**Work to do**:
Pull out every line below that holds the word "JSON".

**Given data**:
## START

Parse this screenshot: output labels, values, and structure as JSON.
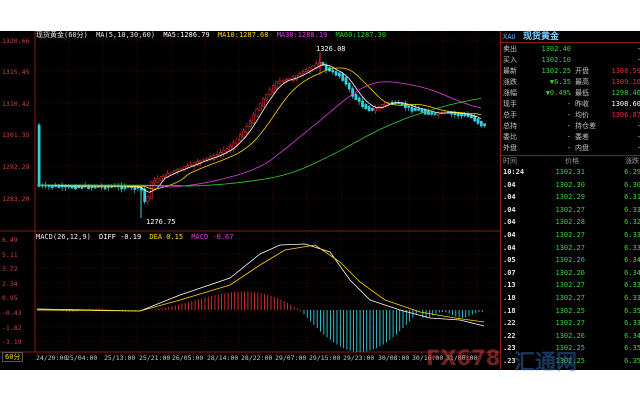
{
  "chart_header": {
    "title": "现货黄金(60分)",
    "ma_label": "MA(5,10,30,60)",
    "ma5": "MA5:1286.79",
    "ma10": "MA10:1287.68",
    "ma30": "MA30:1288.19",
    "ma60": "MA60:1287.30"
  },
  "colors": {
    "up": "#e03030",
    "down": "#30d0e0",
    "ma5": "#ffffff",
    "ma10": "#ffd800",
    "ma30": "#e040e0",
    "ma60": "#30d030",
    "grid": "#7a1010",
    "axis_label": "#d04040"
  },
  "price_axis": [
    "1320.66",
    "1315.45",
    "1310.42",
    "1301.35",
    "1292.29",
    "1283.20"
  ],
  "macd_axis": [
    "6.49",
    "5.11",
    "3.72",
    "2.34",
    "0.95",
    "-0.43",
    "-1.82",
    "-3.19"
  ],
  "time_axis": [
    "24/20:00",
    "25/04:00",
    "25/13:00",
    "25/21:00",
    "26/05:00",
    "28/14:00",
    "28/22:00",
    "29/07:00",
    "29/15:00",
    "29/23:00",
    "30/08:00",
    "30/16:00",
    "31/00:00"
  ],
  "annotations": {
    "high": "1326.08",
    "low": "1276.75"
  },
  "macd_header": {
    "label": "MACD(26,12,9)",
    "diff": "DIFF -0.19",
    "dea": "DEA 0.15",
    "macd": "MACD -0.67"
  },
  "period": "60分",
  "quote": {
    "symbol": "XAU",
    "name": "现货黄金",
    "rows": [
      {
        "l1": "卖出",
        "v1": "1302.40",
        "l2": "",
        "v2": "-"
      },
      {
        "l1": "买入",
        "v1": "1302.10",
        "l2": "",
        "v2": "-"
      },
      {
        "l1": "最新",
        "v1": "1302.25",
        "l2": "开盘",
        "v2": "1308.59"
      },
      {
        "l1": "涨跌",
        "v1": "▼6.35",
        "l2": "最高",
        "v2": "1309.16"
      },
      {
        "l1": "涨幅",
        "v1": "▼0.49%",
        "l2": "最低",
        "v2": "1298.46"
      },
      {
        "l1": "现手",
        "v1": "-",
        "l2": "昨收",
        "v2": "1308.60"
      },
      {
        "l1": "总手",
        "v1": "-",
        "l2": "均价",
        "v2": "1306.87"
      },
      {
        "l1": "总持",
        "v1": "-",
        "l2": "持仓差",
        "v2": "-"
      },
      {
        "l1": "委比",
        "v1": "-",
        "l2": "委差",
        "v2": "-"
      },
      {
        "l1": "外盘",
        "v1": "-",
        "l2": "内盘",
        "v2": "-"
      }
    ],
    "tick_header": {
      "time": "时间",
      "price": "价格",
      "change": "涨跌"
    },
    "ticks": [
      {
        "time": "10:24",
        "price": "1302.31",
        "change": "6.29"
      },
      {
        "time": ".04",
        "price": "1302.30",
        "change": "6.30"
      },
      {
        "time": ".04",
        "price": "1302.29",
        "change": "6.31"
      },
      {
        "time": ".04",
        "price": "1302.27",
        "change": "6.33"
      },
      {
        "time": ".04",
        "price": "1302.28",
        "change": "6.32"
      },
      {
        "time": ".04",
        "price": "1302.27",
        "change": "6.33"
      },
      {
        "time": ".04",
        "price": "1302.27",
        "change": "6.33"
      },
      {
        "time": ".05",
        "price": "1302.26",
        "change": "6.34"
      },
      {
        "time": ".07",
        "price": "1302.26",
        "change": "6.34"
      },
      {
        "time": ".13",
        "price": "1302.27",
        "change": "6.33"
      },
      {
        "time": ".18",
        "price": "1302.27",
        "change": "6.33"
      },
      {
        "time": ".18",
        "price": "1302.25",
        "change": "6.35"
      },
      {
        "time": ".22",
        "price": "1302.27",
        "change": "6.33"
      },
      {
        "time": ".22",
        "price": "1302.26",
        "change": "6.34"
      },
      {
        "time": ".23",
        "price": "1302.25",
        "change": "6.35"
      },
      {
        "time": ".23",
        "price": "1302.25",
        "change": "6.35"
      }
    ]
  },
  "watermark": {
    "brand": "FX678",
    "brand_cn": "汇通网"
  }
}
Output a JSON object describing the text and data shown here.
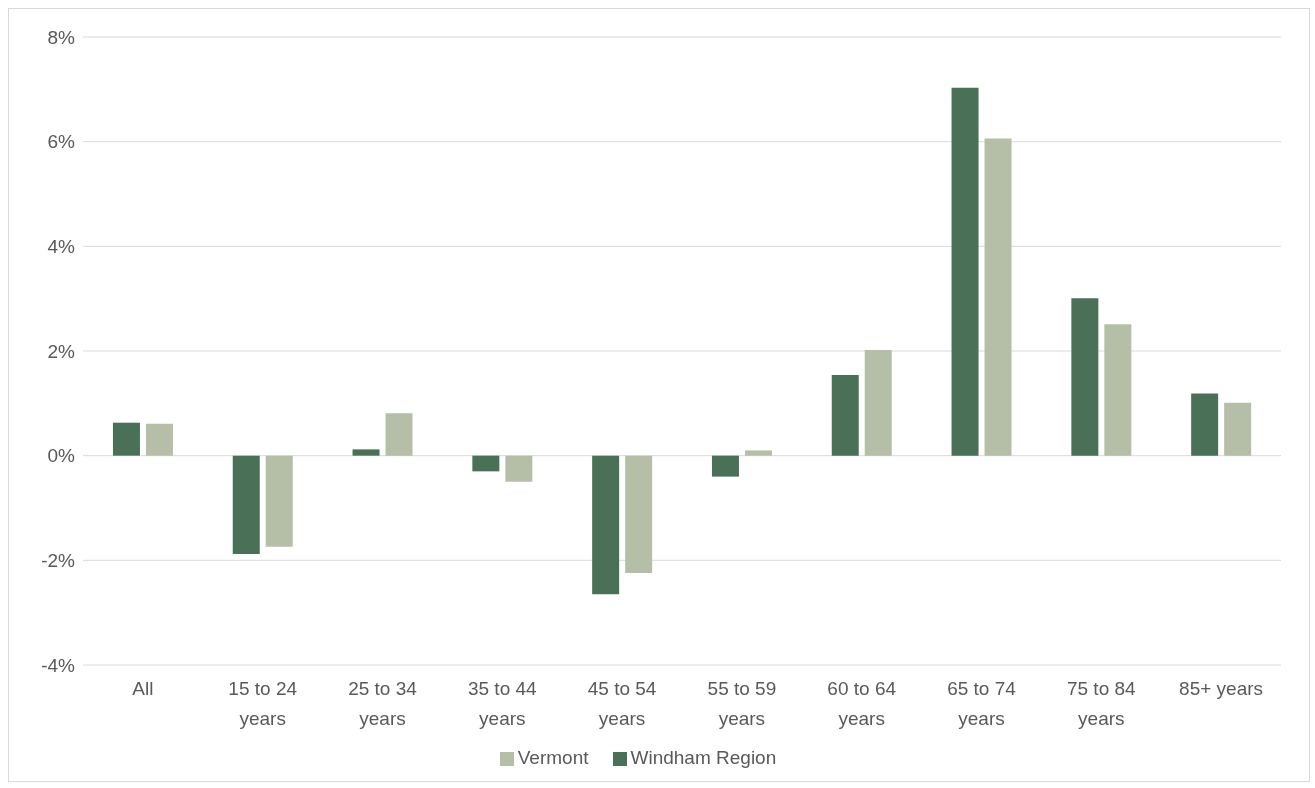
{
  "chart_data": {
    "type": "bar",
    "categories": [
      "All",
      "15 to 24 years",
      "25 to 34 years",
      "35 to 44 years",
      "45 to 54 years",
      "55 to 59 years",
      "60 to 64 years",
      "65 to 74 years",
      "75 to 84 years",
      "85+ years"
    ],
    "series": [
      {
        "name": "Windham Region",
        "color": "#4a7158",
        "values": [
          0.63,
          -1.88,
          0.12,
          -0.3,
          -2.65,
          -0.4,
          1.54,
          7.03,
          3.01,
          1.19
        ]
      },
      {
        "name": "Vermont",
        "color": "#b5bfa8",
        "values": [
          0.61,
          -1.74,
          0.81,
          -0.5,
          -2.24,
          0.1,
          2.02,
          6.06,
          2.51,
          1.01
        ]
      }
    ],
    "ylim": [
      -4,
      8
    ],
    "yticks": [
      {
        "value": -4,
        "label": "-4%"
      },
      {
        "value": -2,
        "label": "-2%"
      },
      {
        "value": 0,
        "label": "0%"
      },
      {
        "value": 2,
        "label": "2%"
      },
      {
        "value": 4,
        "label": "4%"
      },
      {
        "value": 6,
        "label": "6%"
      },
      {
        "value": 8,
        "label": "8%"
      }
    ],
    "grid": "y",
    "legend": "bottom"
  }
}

## END

**Worked solution**:
Parse this screenshot: output labels, values, and structure as JSON.
Output a JSON object describing the text and data shown here.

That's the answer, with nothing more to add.